--- Begin ---
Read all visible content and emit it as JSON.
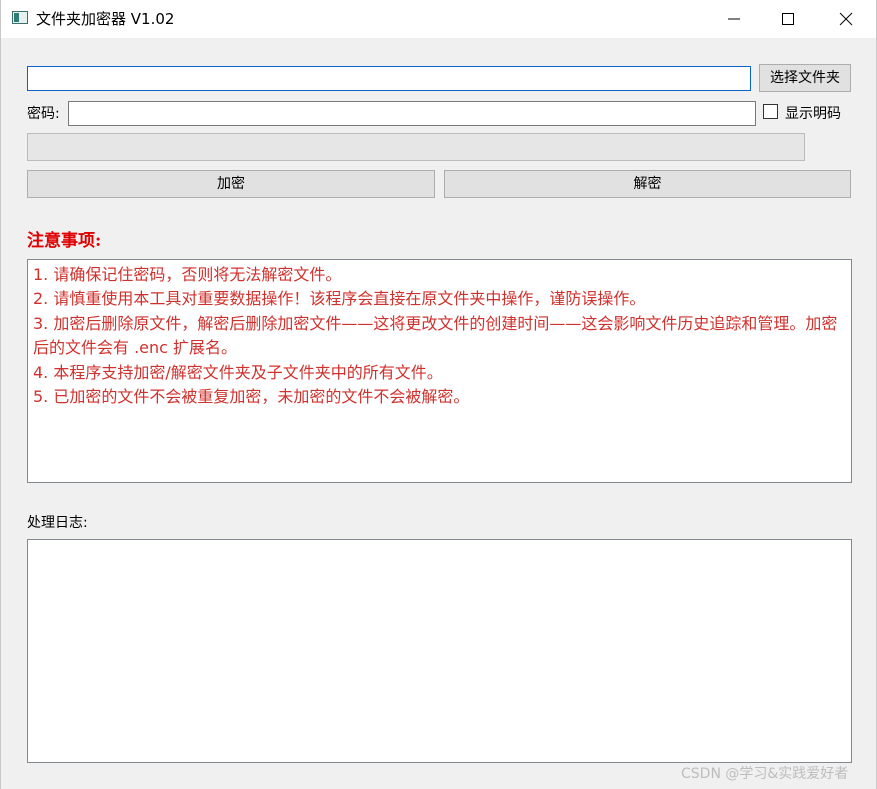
{
  "window": {
    "title": "文件夹加密器 V1.02"
  },
  "folder": {
    "path_value": "",
    "choose_label": "选择文件夹"
  },
  "password": {
    "label": "密码:",
    "value": "",
    "show_plain_label": "显示明码",
    "show_plain_checked": false
  },
  "progress": {
    "value_percent": 0
  },
  "actions": {
    "encrypt_label": "加密",
    "decrypt_label": "解密"
  },
  "notes": {
    "title": "注意事项:",
    "lines": [
      "1. 请确保记住密码，否则将无法解密文件。",
      "2. 请慎重使用本工具对重要数据操作！该程序会直接在原文件夹中操作，谨防误操作。",
      "3. 加密后删除原文件，解密后删除加密文件——这将更改文件的创建时间——这会影响文件历史追踪和管理。加密后的文件会有 .enc 扩展名。",
      "4. 本程序支持加密/解密文件夹及子文件夹中的所有文件。",
      "5. 已加密的文件不会被重复加密，未加密的文件不会被解密。"
    ],
    "color": "#d0312d"
  },
  "log": {
    "label": "处理日志:",
    "content": ""
  },
  "watermark": "CSDN @学习&实践爱好者",
  "icons": {
    "app": "folder-encryptor-app-icon",
    "minimize": "minimize-icon",
    "maximize": "maximize-icon",
    "close": "close-icon"
  }
}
--- End ---
Written problem — Search the listing for the word "content" and return each line that holds it.

Worked answer —
Read all visible content and emit it as JSON.
    "content": ""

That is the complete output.